▸ **Prompt**
Write out every line of the entries below with no changes, keeping the same order and line breaks.
---------- Material provided
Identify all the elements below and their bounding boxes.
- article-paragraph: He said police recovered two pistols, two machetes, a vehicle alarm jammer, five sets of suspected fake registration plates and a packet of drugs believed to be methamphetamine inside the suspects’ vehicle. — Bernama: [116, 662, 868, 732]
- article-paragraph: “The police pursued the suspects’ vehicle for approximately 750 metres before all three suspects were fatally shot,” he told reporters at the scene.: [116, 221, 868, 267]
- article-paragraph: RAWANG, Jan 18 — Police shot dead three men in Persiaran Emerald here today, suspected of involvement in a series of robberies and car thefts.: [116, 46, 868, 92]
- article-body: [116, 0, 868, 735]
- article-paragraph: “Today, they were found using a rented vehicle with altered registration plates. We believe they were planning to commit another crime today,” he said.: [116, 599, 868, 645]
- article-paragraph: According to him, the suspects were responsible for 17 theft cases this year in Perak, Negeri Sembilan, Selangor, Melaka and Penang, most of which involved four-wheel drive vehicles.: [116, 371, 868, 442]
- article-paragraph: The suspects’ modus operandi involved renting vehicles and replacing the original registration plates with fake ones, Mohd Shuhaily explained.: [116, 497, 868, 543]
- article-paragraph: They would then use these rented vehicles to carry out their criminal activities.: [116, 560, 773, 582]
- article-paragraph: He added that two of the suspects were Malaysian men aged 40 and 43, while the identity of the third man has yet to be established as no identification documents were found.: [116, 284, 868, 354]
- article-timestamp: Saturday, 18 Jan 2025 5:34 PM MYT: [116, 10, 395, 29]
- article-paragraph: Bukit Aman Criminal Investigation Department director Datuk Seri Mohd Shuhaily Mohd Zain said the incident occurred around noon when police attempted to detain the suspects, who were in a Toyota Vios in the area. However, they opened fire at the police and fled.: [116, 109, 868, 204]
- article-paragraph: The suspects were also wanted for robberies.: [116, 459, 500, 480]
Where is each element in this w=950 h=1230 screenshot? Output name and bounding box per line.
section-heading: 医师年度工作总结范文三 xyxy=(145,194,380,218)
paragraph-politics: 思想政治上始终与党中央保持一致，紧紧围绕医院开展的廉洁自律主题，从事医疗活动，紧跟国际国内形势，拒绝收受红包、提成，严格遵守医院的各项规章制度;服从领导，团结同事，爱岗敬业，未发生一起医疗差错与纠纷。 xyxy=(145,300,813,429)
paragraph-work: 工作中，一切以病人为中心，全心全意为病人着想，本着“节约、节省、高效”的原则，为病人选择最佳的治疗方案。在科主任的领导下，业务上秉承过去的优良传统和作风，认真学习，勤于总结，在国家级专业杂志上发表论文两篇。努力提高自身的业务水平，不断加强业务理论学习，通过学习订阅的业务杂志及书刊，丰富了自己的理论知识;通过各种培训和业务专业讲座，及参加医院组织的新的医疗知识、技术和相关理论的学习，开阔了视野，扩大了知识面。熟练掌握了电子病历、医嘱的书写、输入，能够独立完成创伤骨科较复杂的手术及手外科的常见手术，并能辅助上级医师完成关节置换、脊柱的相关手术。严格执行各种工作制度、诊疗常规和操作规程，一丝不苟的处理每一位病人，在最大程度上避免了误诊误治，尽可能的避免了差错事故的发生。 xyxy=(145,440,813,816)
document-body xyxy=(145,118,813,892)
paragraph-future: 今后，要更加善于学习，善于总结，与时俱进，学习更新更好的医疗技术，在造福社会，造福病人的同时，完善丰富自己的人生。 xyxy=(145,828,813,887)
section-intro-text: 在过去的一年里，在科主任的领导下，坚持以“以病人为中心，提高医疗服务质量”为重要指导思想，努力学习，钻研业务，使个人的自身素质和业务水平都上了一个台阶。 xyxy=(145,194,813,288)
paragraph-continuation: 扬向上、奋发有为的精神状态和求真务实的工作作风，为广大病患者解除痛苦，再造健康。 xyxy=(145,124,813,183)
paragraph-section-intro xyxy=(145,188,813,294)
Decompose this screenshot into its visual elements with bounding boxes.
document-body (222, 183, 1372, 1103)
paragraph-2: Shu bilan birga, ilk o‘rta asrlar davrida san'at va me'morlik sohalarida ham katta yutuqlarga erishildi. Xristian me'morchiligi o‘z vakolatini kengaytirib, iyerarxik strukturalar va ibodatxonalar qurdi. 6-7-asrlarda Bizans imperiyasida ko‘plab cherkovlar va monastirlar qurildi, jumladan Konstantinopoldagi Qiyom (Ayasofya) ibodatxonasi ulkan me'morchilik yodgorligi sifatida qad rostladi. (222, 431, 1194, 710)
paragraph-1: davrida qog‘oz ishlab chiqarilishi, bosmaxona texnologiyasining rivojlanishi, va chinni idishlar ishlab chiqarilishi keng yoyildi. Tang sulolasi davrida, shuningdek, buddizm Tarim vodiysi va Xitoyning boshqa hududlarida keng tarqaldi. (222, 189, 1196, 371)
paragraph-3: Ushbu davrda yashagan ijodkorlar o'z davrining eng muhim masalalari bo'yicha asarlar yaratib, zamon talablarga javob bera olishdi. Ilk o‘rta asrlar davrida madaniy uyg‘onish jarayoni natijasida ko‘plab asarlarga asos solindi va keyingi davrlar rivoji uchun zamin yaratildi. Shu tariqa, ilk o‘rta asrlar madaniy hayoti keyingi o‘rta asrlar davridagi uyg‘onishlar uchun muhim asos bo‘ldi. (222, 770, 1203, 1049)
--------------------
▸ **Result for this task**
Identify all the elements below and their bounding boxes.
- article-paragraph: He said police recovered two pistols, two machetes, a vehicle alarm jammer, five sets of suspected fake registration plates and a packet of drugs believed to be methamphetamine inside the suspects’ vehicle. — Bernama: [116, 662, 868, 732]
- article-paragraph: “The police pursued the suspects’ vehicle for approximately 750 metres before all three suspects were fatally shot,” he told reporters at the scene.: [116, 221, 868, 267]
- article-paragraph: RAWANG, Jan 18 — Police shot dead three men in Persiaran Emerald here today, suspected of involvement in a series of robberies and car thefts.: [116, 46, 868, 92]
- article-body: [116, 0, 868, 735]
- article-paragraph: “Today, they were found using a rented vehicle with altered registration plates. We believe they were planning to commit another crime today,” he said.: [116, 599, 868, 645]
- article-paragraph: According to him, the suspects were responsible for 17 theft cases this year in Perak, Negeri Sembilan, Selangor, Melaka and Penang, most of which involved four-wheel drive vehicles.: [116, 371, 868, 442]
- article-paragraph: The suspects’ modus operandi involved renting vehicles and replacing the original registration plates with fake ones, Mohd Shuhaily explained.: [116, 497, 868, 543]
- article-paragraph: They would then use these rented vehicles to carry out their criminal activities.: [116, 560, 773, 582]
- article-paragraph: He added that two of the suspects were Malaysian men aged 40 and 43, while the identity of the third man has yet to be established as no identification documents were found.: [116, 284, 868, 354]
- article-timestamp: Saturday, 18 Jan 2025 5:34 PM MYT: [116, 10, 395, 29]
- article-paragraph: Bukit Aman Criminal Investigation Department director Datuk Seri Mohd Shuhaily Mohd Zain said the incident occurred around noon when police attempted to detain the suspects, who were in a Toyota Vios in the area. However, they opened fire at the police and fled.: [116, 109, 868, 204]
- article-paragraph: The suspects were also wanted for robberies.: [116, 459, 500, 480]
Where is each element in this w=950 h=1230 screenshot? Output name and bounding box per line.
section-heading: 医师年度工作总结范文三 xyxy=(145,194,380,218)
paragraph-politics: 思想政治上始终与党中央保持一致，紧紧围绕医院开展的廉洁自律主题，从事医疗活动，紧跟国际国内形势，拒绝收受红包、提成，严格遵守医院的各项规章制度;服从领导，团结同事，爱岗敬业，未发生一起医疗差错与纠纷。 xyxy=(145,300,813,429)
paragraph-work: 工作中，一切以病人为中心，全心全意为病人着想，本着“节约、节省、高效”的原则，为病人选择最佳的治疗方案。在科主任的领导下，业务上秉承过去的优良传统和作风，认真学习，勤于总结，在国家级专业杂志上发表论文两篇。努力提高自身的业务水平，不断加强业务理论学习，通过学习订阅的业务杂志及书刊，丰富了自己的理论知识;通过各种培训和业务专业讲座，及参加医院组织的新的医疗知识、技术和相关理论的学习，开阔了视野，扩大了知识面。熟练掌握了电子病历、医嘱的书写、输入，能够独立完成创伤骨科较复杂的手术及手外科的常见手术，并能辅助上级医师完成关节置换、脊柱的相关手术。严格执行各种工作制度、诊疗常规和操作规程，一丝不苟的处理每一位病人，在最大程度上避免了误诊误治，尽可能的避免了差错事故的发生。 xyxy=(145,440,813,816)
document-body xyxy=(145,118,813,892)
paragraph-future: 今后，要更加善于学习，善于总结，与时俱进，学习更新更好的医疗技术，在造福社会，造福病人的同时，完善丰富自己的人生。 xyxy=(145,828,813,887)
section-intro-text: 在过去的一年里，在科主任的领导下，坚持以“以病人为中心，提高医疗服务质量”为重要指导思想，努力学习，钻研业务，使个人的自身素质和业务水平都上了一个台阶。 xyxy=(145,194,813,288)
paragraph-continuation: 扬向上、奋发有为的精神状态和求真务实的工作作风，为广大病患者解除痛苦，再造健康。 xyxy=(145,124,813,183)
paragraph-section-intro xyxy=(145,188,813,294)
Decompose this screenshot into its visual elements with bounding boxes.
document-body (222, 183, 1372, 1103)
paragraph-2: Shu bilan birga, ilk o‘rta asrlar davrida san'at va me'morlik sohalarida ham katta yutuqlarga erishildi. Xristian me'morchiligi o‘z vakolatini kengaytirib, iyerarxik strukturalar va ibodatxonalar qurdi. 6-7-asrlarda Bizans imperiyasida ko‘plab cherkovlar va monastirlar qurildi, jumladan Konstantinopoldagi Qiyom (Ayasofya) ibodatxonasi ulkan me'morchilik yodgorligi sifatida qad rostladi. (222, 431, 1194, 710)
paragraph-1: davrida qog‘oz ishlab chiqarilishi, bosmaxona texnologiyasining rivojlanishi, va chinni idishlar ishlab chiqarilishi keng yoyildi. Tang sulolasi davrida, shuningdek, buddizm Tarim vodiysi va Xitoyning boshqa hududlarida keng tarqaldi. (222, 189, 1196, 371)
paragraph-3: Ushbu davrda yashagan ijodkorlar o'z davrining eng muhim masalalari bo'yicha asarlar yaratib, zamon talablarga javob bera olishdi. Ilk o‘rta asrlar davrida madaniy uyg‘onish jarayoni natijasida ko‘plab asarlarga asos solindi va keyingi davrlar rivoji uchun zamin yaratildi. Shu tariqa, ilk o‘rta asrlar madaniy hayoti keyingi o‘rta asrlar davridagi uyg‘onishlar uchun muhim asos bo‘ldi. (222, 770, 1203, 1049)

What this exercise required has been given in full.